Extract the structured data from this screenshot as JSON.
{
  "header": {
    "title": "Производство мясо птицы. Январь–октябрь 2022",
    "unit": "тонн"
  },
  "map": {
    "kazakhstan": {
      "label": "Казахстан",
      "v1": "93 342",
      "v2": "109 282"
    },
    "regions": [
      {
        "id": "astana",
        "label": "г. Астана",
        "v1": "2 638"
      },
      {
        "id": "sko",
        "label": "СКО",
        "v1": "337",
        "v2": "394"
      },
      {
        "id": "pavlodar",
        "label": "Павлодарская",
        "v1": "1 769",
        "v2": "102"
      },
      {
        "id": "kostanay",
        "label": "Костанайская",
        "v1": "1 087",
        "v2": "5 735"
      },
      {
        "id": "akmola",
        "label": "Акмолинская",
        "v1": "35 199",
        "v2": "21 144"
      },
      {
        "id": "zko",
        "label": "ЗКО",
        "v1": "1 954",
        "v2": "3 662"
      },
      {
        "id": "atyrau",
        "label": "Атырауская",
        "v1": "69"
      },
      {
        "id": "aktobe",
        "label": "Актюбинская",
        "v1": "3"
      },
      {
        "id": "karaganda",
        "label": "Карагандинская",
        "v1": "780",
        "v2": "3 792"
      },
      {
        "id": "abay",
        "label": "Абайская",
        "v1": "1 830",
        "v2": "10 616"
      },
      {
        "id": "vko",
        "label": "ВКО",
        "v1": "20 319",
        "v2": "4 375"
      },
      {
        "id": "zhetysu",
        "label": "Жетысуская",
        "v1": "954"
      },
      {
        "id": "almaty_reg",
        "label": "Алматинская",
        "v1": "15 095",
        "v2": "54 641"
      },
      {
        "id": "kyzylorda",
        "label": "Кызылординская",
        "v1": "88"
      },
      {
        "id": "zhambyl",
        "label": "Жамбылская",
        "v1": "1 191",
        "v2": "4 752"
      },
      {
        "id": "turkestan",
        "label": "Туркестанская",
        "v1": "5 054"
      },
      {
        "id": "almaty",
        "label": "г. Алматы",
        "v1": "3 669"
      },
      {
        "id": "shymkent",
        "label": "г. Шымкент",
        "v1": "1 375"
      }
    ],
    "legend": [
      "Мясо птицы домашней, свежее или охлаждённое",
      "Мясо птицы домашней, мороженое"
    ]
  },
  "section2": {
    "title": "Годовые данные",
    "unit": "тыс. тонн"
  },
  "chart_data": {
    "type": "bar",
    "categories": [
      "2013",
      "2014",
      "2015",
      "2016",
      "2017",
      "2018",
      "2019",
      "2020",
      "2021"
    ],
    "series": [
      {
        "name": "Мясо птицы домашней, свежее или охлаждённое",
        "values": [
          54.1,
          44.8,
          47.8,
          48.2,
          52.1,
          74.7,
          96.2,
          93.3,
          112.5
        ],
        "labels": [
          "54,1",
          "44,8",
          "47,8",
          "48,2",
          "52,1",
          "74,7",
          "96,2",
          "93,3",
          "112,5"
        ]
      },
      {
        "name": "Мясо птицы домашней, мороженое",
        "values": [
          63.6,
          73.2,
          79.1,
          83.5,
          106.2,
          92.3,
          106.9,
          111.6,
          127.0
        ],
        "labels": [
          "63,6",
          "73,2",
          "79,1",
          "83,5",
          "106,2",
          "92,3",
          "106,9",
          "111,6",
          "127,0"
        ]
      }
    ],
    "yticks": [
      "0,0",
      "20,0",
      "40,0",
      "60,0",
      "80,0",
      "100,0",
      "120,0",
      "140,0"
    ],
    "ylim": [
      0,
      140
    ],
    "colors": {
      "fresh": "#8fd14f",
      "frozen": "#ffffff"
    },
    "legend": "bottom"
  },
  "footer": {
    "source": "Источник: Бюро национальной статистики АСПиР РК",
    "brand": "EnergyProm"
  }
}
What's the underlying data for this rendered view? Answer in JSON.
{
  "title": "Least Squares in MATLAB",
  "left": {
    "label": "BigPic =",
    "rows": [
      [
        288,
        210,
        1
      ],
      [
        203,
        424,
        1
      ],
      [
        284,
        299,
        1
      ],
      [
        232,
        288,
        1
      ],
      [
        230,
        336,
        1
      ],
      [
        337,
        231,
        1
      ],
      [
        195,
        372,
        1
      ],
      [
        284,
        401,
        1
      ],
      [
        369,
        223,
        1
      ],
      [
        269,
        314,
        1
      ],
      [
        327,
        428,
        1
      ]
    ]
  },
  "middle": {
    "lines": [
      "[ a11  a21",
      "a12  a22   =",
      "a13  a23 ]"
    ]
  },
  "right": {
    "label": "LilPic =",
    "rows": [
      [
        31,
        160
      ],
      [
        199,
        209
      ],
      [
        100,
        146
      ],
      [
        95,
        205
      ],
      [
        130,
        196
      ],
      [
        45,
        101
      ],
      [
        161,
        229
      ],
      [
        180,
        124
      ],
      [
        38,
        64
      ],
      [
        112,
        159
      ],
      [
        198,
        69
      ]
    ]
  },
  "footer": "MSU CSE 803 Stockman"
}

...

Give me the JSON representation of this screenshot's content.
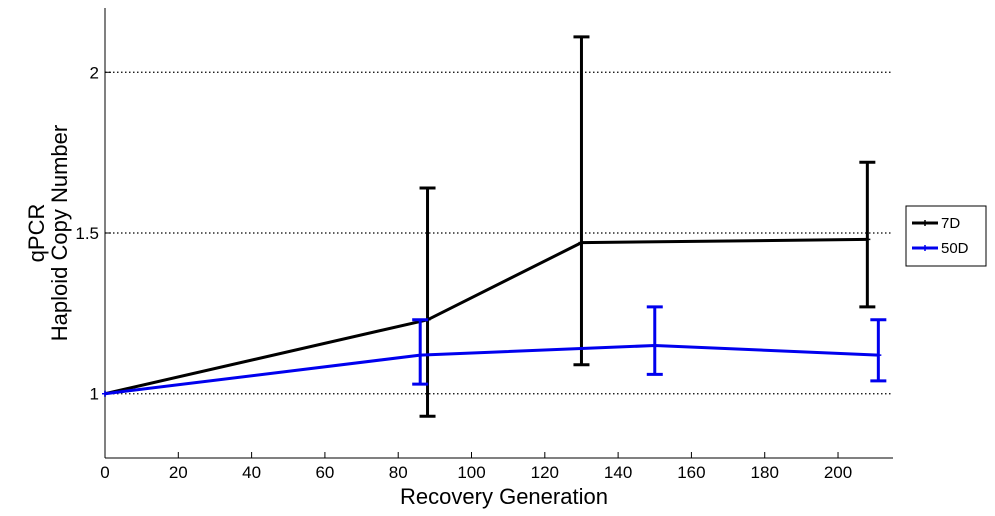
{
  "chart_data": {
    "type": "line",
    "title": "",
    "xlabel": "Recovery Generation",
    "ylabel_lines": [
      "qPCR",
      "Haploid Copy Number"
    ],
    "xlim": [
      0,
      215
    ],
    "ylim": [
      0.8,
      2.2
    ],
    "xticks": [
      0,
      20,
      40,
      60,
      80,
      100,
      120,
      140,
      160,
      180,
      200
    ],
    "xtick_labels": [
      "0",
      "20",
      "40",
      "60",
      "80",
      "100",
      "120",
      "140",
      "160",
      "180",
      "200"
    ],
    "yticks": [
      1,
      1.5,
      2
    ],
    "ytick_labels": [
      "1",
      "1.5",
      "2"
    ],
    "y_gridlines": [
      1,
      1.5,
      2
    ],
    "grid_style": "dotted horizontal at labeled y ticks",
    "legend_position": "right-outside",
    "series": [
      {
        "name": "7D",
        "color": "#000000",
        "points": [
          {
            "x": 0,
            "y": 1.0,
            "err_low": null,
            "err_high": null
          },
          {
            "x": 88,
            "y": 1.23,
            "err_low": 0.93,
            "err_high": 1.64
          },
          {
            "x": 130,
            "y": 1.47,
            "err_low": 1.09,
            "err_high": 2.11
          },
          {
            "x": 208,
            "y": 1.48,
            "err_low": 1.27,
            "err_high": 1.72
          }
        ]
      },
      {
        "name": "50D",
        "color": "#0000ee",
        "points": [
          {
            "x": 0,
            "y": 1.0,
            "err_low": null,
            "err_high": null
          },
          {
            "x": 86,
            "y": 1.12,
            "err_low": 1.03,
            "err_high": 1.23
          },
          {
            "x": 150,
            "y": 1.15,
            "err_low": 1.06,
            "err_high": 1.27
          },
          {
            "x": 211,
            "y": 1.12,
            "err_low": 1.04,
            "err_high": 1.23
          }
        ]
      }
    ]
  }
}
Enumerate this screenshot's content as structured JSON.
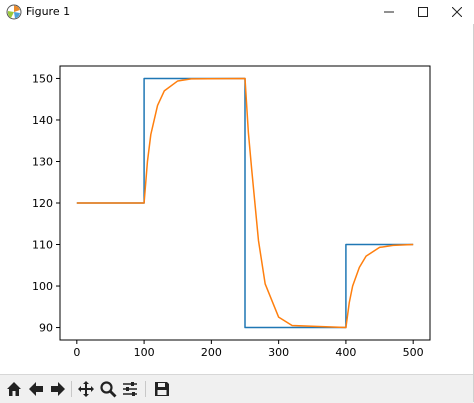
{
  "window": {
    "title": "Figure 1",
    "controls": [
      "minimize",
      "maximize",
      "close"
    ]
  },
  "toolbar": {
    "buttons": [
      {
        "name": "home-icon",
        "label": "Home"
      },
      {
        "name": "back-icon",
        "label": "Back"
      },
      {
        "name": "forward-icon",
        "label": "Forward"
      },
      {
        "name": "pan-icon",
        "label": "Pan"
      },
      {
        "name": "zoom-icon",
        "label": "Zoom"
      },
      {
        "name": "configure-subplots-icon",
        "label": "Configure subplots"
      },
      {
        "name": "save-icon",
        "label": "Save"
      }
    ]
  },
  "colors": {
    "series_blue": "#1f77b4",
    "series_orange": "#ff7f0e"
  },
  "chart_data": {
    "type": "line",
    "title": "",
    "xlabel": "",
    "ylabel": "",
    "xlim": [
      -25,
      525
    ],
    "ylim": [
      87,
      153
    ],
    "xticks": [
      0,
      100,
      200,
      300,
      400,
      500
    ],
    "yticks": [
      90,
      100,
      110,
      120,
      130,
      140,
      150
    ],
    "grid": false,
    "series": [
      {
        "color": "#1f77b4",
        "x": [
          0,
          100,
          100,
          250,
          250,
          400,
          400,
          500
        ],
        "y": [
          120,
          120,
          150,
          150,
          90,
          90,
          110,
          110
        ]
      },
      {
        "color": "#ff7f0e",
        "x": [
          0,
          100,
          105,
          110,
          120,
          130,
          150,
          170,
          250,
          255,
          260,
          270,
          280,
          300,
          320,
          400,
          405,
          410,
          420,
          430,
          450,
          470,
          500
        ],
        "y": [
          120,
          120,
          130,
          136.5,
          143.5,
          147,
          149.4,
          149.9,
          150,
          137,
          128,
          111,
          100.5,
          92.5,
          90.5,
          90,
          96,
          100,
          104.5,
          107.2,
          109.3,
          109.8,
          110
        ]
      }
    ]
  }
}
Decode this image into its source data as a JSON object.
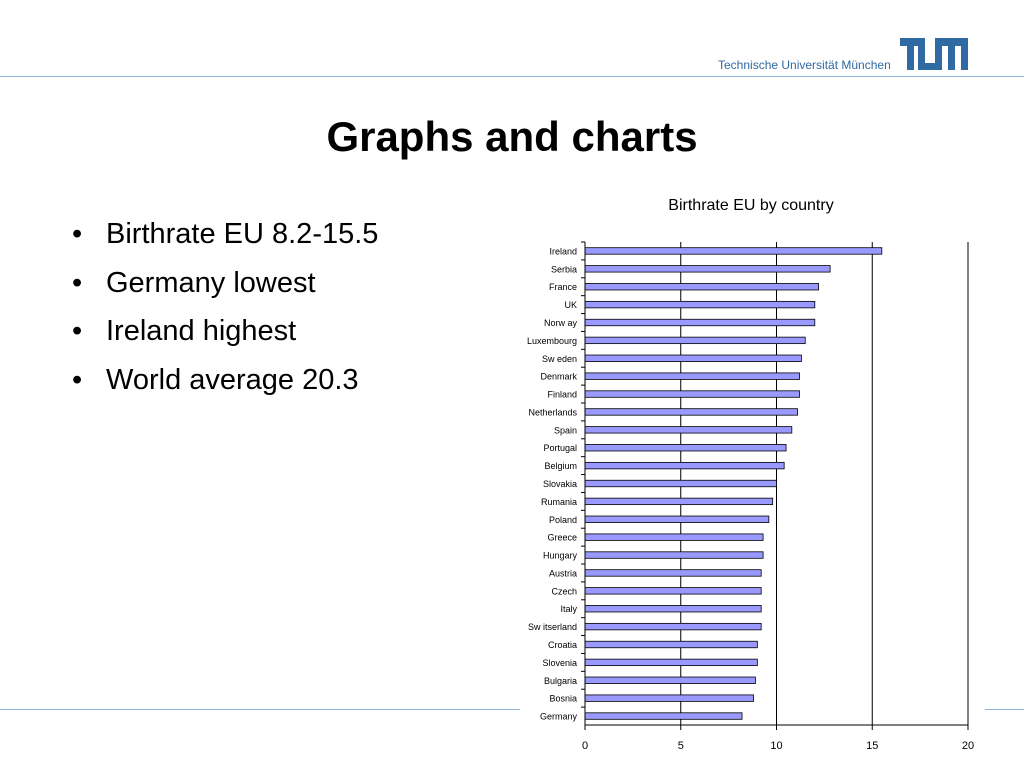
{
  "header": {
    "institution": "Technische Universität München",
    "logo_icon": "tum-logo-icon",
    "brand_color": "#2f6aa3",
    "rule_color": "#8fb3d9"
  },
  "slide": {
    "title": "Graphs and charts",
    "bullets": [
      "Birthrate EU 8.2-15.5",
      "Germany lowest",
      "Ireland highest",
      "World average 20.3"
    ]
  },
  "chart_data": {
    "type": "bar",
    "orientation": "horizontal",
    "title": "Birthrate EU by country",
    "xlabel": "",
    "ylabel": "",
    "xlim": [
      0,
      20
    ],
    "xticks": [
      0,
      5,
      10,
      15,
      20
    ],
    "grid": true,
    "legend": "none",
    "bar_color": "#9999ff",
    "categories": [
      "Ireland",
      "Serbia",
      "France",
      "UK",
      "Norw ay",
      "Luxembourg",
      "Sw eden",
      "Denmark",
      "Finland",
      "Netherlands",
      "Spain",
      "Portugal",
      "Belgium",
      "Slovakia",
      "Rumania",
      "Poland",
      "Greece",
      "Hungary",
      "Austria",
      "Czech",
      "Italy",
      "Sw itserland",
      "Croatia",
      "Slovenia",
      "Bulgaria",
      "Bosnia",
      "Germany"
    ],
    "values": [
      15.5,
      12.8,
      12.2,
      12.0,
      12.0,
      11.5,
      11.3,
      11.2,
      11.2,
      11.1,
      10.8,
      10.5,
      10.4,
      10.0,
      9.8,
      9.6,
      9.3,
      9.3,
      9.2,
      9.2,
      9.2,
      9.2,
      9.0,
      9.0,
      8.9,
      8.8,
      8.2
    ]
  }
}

...

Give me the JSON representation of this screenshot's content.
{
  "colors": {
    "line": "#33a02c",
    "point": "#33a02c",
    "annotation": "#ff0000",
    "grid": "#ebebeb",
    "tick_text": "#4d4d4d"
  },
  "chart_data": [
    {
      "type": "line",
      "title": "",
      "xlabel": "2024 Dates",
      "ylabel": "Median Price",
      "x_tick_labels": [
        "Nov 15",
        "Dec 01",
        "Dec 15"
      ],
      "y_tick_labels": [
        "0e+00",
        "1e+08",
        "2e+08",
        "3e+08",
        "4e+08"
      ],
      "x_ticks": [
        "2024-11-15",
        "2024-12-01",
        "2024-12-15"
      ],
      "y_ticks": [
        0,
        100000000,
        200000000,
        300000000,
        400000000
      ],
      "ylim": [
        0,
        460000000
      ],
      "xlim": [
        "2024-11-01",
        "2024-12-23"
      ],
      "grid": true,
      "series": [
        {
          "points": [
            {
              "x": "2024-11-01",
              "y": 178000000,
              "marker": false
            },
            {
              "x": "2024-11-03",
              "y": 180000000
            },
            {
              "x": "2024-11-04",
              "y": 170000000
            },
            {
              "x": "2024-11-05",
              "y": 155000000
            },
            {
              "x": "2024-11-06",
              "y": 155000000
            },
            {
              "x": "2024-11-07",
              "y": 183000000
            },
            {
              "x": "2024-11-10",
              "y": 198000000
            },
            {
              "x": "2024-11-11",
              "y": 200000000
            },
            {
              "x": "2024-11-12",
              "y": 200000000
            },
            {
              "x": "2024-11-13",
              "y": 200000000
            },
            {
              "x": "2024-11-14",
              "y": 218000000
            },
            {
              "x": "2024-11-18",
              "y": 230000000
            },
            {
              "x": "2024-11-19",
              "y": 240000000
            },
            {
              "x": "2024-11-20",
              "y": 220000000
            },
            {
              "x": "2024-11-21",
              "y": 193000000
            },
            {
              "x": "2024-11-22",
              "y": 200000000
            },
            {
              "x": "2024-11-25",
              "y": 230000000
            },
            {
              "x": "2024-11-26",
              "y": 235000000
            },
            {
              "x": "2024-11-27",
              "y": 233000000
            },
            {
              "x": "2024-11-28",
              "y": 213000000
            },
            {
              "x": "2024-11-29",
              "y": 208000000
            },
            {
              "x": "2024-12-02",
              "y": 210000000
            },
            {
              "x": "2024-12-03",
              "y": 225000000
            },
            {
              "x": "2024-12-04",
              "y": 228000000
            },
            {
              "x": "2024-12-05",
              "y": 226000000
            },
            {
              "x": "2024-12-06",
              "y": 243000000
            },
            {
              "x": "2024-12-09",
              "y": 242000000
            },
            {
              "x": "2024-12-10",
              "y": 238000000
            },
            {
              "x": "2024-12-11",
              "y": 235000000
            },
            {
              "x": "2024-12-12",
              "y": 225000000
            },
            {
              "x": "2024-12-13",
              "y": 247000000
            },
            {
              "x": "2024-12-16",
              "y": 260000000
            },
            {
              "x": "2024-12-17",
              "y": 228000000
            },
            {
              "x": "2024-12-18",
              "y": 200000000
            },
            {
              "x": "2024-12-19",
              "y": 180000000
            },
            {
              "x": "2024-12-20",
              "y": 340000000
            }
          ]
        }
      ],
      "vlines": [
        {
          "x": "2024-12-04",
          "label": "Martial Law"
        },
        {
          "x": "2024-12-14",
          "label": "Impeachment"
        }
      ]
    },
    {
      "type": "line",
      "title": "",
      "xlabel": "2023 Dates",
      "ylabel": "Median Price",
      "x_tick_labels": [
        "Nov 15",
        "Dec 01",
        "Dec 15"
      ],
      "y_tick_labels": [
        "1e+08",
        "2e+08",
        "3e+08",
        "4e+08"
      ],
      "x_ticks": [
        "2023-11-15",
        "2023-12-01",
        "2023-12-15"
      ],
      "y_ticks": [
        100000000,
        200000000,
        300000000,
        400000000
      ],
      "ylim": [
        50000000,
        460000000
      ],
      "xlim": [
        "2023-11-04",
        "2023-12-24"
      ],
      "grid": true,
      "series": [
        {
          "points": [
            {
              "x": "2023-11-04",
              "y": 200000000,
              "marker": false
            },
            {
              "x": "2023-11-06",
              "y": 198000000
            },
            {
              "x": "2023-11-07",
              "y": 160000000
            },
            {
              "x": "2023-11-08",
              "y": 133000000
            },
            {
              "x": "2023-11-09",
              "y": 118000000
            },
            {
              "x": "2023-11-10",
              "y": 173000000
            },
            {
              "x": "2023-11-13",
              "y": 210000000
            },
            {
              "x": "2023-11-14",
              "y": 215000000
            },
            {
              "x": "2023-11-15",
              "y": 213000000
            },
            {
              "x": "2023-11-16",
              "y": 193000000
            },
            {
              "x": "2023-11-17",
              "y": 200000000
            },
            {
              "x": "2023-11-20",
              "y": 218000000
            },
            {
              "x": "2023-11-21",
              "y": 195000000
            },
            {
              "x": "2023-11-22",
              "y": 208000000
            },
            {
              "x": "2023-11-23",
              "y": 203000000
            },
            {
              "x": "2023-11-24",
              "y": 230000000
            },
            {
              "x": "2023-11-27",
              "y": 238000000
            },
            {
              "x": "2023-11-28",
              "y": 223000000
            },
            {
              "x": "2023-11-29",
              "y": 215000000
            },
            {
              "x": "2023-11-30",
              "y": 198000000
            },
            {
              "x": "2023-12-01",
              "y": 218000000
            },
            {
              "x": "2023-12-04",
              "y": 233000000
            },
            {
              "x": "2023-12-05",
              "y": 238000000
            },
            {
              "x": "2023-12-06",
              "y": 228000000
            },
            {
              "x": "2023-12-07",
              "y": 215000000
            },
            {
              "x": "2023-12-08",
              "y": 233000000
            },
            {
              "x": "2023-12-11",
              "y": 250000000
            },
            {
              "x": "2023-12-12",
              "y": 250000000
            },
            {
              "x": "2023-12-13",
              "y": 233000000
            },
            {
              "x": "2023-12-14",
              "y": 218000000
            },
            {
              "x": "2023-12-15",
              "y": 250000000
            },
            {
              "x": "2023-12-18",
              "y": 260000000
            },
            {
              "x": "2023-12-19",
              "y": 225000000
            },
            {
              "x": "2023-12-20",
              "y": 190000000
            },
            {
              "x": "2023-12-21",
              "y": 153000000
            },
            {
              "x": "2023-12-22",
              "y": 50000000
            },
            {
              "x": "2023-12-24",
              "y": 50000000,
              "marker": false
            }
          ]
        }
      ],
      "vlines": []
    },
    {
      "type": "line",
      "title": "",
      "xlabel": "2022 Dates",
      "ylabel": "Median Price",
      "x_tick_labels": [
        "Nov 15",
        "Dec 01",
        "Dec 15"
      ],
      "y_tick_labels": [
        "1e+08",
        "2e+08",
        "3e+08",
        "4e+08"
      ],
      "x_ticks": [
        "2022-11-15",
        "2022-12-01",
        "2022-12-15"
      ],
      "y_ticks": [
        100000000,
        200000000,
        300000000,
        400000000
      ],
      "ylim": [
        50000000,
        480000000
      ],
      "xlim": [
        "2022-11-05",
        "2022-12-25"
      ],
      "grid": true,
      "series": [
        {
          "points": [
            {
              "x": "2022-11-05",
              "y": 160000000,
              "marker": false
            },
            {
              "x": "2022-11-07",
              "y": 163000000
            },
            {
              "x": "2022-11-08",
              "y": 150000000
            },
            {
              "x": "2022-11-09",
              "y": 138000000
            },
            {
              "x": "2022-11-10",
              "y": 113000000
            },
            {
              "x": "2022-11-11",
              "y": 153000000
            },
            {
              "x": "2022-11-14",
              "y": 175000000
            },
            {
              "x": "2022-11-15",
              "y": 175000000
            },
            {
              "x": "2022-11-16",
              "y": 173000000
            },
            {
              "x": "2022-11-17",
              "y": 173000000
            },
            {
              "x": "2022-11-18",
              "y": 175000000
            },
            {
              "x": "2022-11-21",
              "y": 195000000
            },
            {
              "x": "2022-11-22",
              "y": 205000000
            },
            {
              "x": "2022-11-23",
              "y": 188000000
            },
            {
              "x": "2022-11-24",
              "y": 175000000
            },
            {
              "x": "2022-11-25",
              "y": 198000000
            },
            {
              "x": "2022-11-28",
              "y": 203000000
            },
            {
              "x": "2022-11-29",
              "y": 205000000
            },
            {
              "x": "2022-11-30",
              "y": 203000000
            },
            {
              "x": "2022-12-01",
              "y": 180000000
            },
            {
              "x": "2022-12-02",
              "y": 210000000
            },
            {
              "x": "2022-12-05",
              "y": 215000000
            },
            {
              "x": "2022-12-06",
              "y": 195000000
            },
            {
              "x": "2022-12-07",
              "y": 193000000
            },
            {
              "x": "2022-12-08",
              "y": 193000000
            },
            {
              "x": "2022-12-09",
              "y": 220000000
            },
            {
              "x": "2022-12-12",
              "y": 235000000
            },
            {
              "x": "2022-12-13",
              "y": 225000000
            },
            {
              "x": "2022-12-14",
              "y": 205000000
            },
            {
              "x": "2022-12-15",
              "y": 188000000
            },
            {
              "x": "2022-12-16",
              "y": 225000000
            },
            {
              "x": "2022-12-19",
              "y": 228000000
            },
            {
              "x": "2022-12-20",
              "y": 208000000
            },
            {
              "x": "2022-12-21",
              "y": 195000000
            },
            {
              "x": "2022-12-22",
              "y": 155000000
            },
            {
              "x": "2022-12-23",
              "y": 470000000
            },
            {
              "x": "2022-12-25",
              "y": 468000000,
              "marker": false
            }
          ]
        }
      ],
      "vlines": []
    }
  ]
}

▶ **Problem statement**
Where a line above contains the word "structured", copy that line.

▶ **Correct output**
Extract the structured data from this screenshot as JSON.
Enumerate this screenshot's content as structured JSON.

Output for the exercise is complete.